[begin DATASET CONTENT]

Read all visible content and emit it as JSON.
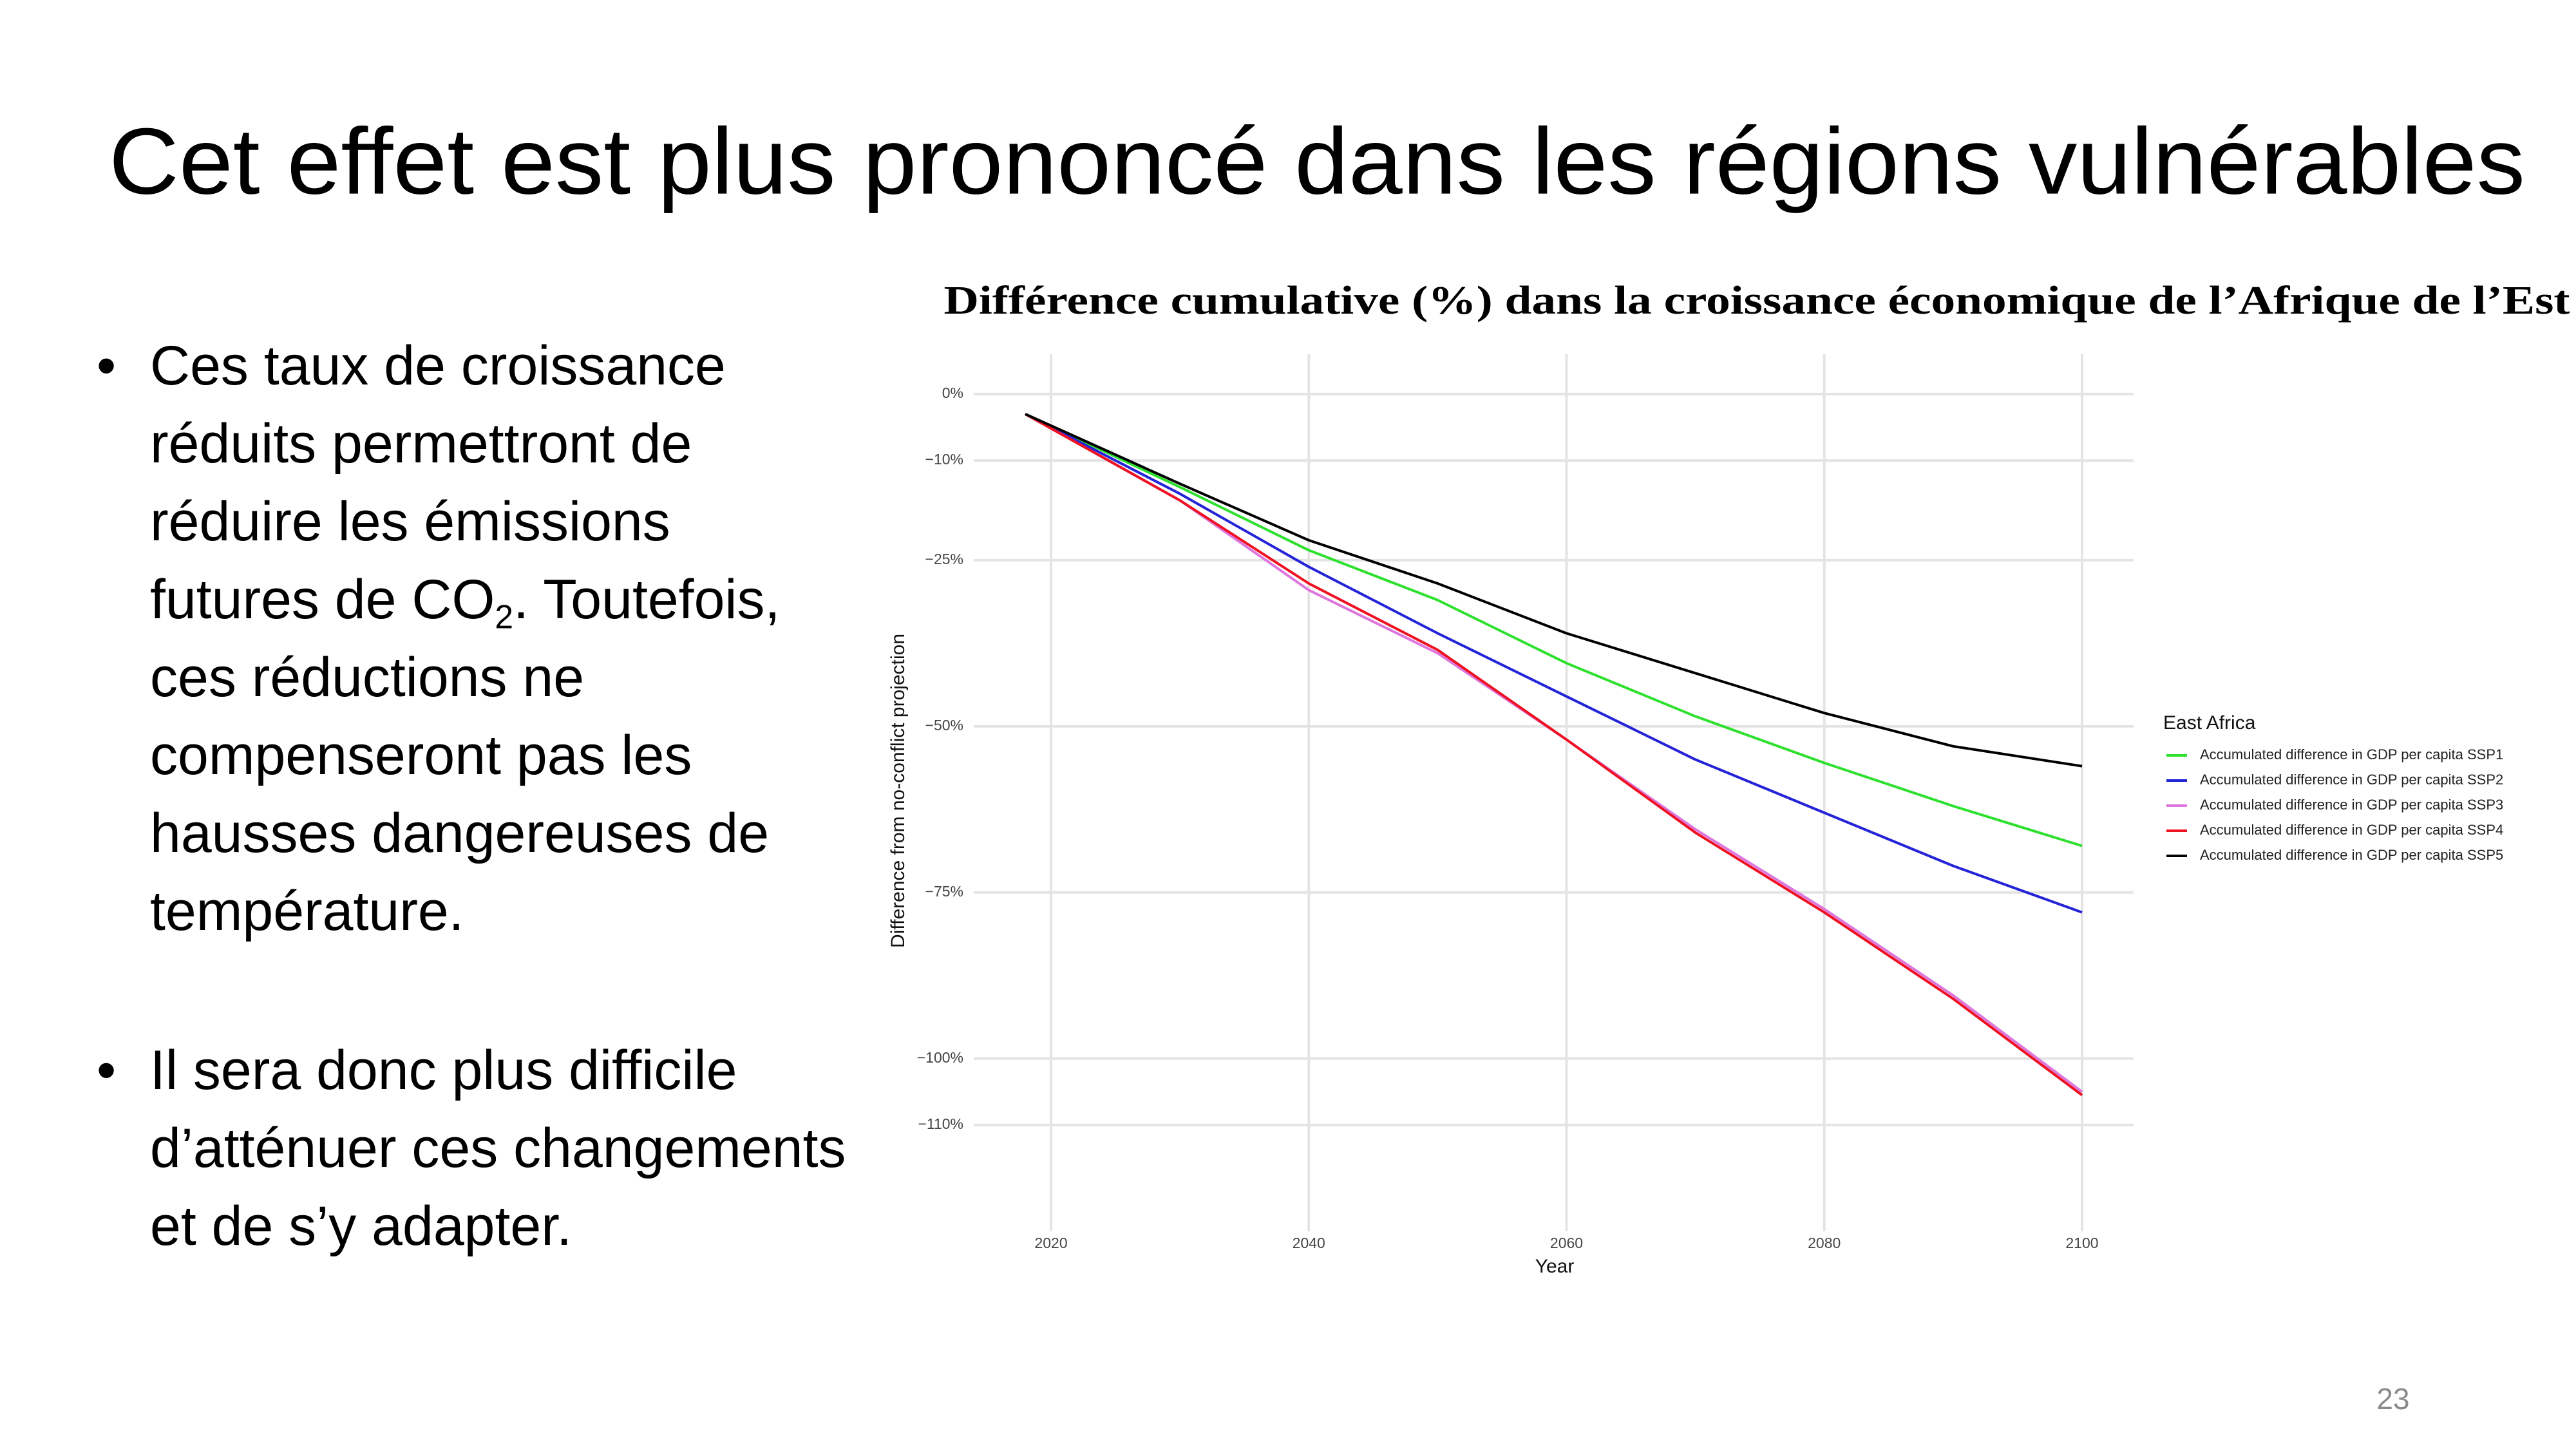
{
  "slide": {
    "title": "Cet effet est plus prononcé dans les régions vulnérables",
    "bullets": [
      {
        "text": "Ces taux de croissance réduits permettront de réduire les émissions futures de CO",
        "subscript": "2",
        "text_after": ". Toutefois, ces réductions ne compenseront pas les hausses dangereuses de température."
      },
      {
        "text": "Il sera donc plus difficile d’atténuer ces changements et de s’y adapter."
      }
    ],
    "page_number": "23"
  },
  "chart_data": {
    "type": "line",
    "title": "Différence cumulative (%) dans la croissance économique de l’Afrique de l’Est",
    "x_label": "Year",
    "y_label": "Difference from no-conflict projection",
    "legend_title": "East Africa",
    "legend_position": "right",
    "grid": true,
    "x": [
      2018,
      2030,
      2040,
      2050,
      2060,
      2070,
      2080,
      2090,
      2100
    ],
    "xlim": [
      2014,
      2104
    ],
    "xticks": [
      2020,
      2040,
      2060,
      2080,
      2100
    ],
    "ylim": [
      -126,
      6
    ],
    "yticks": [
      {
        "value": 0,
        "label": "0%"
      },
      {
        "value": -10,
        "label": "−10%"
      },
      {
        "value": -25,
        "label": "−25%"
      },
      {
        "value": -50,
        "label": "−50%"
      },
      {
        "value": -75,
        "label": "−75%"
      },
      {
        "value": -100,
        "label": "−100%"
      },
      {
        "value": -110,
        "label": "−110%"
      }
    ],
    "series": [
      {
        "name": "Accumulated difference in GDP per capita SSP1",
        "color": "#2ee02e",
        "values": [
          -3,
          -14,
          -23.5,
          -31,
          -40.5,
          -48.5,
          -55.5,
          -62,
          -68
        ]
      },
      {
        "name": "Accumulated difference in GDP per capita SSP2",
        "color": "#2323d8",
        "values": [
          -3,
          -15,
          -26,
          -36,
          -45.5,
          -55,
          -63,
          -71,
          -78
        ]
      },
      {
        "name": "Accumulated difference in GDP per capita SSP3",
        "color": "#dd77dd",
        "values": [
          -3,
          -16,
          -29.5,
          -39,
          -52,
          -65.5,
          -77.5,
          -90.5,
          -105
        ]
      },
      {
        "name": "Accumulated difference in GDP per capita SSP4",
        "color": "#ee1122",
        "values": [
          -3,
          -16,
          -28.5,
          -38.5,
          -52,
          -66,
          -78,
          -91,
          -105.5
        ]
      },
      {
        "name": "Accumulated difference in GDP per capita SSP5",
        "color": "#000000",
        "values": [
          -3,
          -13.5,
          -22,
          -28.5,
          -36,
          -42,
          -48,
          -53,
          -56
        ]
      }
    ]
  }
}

[end DATASET CONTENT]

## GIVEN REQUEST
Search the data above for the word "croissance", then gather each line in which it appears.

## OUTPUT FOR THIS EXERCISE
        "text": "Ces taux de croissance réduits permettront de réduire les émissions futures de CO",
    "title": "Différence cumulative (%) dans la croissance économique de l’Afrique de l’Est",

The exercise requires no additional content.